**Data for the task**

__________

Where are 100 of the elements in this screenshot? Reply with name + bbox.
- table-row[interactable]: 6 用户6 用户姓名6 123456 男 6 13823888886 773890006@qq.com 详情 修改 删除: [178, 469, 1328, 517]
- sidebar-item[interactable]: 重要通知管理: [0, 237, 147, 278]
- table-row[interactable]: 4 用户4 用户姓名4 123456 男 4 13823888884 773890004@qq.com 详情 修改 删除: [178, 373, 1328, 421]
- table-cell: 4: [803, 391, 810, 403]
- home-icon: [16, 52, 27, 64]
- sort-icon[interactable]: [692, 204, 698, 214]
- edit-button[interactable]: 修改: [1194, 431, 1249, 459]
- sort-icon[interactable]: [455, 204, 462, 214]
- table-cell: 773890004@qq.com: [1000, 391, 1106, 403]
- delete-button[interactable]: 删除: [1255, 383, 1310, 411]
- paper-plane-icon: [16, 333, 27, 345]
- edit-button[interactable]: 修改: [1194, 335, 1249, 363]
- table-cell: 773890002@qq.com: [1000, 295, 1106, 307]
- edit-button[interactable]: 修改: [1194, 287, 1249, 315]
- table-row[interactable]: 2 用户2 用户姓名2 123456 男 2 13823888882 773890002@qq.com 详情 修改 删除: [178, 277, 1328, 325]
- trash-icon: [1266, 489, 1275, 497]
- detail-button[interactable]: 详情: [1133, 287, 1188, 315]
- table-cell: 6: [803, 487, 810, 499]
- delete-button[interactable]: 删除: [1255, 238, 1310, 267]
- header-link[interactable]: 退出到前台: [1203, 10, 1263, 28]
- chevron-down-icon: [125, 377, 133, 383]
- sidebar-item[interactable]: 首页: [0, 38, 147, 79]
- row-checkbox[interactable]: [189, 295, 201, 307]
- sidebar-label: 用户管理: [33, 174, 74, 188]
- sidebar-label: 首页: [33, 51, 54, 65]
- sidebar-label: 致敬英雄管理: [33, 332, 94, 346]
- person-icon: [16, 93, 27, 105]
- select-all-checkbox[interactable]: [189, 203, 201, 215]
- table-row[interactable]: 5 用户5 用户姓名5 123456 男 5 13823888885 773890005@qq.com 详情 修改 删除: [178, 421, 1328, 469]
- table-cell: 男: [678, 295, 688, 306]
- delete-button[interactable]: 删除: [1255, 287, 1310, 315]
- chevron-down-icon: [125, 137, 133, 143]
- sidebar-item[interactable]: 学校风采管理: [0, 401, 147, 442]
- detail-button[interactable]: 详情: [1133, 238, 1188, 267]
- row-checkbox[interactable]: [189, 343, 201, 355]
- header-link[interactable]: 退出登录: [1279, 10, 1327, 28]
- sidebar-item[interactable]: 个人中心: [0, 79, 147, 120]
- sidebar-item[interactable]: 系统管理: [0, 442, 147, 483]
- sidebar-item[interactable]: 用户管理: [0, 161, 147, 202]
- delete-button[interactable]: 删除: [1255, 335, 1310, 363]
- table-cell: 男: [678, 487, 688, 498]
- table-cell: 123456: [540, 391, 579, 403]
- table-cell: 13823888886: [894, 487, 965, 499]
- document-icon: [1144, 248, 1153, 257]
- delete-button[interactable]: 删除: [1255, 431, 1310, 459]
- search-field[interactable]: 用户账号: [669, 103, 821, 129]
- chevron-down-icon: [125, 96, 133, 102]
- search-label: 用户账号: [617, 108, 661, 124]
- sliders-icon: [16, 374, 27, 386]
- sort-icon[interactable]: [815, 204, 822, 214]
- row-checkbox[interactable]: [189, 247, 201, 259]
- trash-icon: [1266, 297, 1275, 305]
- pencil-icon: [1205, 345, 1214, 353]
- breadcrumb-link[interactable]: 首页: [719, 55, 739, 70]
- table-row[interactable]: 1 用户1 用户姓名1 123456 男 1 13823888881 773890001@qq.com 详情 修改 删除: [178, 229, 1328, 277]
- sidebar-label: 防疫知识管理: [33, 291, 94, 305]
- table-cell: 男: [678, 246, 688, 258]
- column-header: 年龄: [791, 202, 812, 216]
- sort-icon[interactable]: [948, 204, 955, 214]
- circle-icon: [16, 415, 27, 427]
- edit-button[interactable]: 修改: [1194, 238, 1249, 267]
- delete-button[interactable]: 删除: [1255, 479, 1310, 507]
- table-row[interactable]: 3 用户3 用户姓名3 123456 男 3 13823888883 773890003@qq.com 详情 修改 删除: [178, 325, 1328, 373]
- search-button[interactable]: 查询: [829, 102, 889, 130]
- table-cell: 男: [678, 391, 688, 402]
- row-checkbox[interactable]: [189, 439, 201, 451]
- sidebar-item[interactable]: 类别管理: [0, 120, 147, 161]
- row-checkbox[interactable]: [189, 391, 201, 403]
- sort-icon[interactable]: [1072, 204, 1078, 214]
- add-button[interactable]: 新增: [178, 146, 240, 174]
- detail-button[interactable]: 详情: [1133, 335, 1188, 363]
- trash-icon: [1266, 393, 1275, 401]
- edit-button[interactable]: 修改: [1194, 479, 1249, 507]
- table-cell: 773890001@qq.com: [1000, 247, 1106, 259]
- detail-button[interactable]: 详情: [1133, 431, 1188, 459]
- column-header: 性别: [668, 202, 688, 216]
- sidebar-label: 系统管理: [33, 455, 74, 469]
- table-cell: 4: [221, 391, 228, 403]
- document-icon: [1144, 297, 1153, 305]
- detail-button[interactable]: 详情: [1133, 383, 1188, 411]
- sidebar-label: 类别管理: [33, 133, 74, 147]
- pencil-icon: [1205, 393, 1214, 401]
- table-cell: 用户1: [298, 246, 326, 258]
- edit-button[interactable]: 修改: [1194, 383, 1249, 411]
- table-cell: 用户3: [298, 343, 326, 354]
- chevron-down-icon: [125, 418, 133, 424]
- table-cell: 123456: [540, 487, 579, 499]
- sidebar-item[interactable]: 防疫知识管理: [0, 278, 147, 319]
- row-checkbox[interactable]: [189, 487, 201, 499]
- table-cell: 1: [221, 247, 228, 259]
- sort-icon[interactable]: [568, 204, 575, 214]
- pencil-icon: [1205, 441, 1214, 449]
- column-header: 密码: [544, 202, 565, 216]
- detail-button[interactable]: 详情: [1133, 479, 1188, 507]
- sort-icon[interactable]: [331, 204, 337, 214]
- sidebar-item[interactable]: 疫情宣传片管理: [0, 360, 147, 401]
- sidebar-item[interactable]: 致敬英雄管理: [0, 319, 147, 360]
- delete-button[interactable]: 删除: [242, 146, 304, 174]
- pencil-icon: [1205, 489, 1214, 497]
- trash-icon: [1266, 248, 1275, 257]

__________

**Short task**
Copy the entries above word for word, from their first line down to and including the line that contains "- delete-button[interactable]: 删除: [1255, 238, 1310, 267]".

**Task result**
Where are 100 of the elements in this screenshot? Reply with name + bbox.
- table-row[interactable]: 6 用户6 用户姓名6 123456 男 6 13823888886 773890006@qq.com 详情 修改 删除: [178, 469, 1328, 517]
- sidebar-item[interactable]: 重要通知管理: [0, 237, 147, 278]
- table-row[interactable]: 4 用户4 用户姓名4 123456 男 4 13823888884 773890004@qq.com 详情 修改 删除: [178, 373, 1328, 421]
- table-cell: 4: [803, 391, 810, 403]
- home-icon: [16, 52, 27, 64]
- sort-icon[interactable]: [692, 204, 698, 214]
- edit-button[interactable]: 修改: [1194, 431, 1249, 459]
- sort-icon[interactable]: [455, 204, 462, 214]
- table-cell: 773890004@qq.com: [1000, 391, 1106, 403]
- delete-button[interactable]: 删除: [1255, 383, 1310, 411]
- paper-plane-icon: [16, 333, 27, 345]
- edit-button[interactable]: 修改: [1194, 335, 1249, 363]
- table-cell: 773890002@qq.com: [1000, 295, 1106, 307]
- edit-button[interactable]: 修改: [1194, 287, 1249, 315]
- table-row[interactable]: 2 用户2 用户姓名2 123456 男 2 13823888882 773890002@qq.com 详情 修改 删除: [178, 277, 1328, 325]
- trash-icon: [1266, 489, 1275, 497]
- detail-button[interactable]: 详情: [1133, 287, 1188, 315]
- table-cell: 6: [803, 487, 810, 499]
- delete-button[interactable]: 删除: [1255, 238, 1310, 267]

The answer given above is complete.